• PROBLEM TO SOLVE
Where a line of the material contains the string "Steppy", copy that line.

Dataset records
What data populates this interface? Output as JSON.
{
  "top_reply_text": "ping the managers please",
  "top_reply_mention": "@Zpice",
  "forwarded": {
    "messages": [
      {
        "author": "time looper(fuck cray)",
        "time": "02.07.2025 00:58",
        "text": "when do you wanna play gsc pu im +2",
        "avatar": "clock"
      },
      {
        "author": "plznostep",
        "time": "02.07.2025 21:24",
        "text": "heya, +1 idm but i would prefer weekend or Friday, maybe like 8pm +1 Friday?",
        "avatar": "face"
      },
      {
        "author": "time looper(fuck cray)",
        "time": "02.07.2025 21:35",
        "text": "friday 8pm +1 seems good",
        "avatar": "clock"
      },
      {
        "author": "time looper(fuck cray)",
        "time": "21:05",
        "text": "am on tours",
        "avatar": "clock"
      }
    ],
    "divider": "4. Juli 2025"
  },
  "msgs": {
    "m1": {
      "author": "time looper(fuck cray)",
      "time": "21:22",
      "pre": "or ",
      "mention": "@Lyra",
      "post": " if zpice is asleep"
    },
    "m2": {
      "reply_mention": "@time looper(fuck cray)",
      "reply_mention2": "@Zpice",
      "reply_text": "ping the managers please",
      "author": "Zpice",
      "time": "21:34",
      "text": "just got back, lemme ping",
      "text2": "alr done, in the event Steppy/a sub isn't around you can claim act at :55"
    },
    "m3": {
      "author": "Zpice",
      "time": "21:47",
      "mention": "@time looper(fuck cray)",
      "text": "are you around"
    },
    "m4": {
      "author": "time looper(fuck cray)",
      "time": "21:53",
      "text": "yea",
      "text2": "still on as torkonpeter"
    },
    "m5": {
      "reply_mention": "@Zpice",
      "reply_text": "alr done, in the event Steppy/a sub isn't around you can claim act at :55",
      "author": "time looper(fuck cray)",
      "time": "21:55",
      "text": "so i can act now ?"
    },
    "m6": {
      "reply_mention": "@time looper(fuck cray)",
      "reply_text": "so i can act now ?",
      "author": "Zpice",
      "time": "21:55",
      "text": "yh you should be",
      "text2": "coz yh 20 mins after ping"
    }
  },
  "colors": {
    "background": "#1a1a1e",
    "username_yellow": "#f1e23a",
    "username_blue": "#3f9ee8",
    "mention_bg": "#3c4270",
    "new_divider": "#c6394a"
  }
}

• CORRECT RESPONSE
      "text2": "alr done, in the event Steppy/a sub isn't around you can claim act at :55"
      "reply_text": "alr done, in the event Steppy/a sub isn't around you can claim act at :55",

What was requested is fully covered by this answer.